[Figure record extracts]
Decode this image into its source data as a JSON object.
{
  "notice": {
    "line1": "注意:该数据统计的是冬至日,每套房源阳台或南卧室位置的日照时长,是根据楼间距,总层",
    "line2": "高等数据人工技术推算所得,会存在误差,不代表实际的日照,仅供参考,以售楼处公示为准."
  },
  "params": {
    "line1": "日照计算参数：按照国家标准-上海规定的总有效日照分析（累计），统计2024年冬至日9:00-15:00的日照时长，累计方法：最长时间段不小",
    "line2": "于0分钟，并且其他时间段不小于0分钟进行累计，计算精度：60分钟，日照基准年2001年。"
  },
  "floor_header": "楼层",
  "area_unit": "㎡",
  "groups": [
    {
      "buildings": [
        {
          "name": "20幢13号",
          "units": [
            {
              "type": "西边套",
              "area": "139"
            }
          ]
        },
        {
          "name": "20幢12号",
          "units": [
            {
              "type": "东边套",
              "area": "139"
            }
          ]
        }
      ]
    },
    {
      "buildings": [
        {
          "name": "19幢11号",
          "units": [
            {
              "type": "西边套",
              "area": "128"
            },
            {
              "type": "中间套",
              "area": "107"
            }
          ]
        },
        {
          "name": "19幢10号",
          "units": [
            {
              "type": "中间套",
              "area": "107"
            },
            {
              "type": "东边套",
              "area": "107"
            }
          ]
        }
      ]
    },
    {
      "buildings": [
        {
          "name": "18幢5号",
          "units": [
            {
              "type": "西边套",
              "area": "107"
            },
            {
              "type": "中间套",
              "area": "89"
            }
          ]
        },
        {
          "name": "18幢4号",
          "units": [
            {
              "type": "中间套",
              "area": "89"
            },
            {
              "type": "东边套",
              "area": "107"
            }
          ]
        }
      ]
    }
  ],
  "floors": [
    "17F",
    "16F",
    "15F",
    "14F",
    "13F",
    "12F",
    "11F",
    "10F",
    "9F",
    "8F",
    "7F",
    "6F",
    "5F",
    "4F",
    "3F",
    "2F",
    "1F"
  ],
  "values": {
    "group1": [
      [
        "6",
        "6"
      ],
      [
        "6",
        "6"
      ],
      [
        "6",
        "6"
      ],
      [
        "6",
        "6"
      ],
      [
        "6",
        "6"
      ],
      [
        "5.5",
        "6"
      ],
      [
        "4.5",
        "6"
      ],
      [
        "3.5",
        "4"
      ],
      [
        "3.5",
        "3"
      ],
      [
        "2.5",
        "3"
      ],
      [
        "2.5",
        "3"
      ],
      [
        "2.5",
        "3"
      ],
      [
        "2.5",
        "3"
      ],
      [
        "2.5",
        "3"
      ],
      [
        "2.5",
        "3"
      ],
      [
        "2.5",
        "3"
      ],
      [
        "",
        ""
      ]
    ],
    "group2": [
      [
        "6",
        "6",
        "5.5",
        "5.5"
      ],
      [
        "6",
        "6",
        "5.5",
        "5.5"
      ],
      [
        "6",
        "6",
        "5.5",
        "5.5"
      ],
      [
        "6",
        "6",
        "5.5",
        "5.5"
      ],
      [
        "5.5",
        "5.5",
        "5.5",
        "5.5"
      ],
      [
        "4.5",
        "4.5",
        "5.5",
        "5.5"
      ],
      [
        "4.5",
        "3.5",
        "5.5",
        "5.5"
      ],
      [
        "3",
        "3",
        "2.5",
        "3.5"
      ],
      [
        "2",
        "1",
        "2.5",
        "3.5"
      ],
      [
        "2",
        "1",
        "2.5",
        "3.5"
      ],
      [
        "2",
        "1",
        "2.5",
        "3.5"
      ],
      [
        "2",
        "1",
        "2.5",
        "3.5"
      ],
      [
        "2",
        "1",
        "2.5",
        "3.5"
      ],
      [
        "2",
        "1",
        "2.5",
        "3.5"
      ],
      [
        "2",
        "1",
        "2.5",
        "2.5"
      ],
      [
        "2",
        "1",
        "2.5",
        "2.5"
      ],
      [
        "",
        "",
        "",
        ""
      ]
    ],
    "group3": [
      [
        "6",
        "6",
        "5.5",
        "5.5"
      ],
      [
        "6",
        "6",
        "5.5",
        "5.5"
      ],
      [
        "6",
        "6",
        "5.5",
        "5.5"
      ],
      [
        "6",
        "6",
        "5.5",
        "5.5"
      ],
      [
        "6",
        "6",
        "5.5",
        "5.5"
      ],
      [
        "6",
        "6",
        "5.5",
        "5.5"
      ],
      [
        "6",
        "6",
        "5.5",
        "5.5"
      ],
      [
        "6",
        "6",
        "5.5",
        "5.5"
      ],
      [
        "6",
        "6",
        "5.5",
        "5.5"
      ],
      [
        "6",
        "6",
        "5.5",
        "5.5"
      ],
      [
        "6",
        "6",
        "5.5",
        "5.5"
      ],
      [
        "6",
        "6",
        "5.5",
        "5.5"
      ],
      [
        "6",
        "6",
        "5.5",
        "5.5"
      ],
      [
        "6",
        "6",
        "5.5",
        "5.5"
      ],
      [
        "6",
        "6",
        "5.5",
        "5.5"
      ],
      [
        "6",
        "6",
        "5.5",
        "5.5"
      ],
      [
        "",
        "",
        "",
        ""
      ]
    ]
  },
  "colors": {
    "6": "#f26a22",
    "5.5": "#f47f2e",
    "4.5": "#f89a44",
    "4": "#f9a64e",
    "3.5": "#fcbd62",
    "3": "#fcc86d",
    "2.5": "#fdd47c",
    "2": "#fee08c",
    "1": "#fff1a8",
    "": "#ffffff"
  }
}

EXERCISE:
Identify the lines of the data that contain the word "name". Copy each of them.

EXERCISE SOLUTION:
          "name": "20幢13号",
          "name": "20幢12号",
          "name": "19幢11号",
          "name": "19幢10号",
          "name": "18幢5号",
          "name": "18幢4号",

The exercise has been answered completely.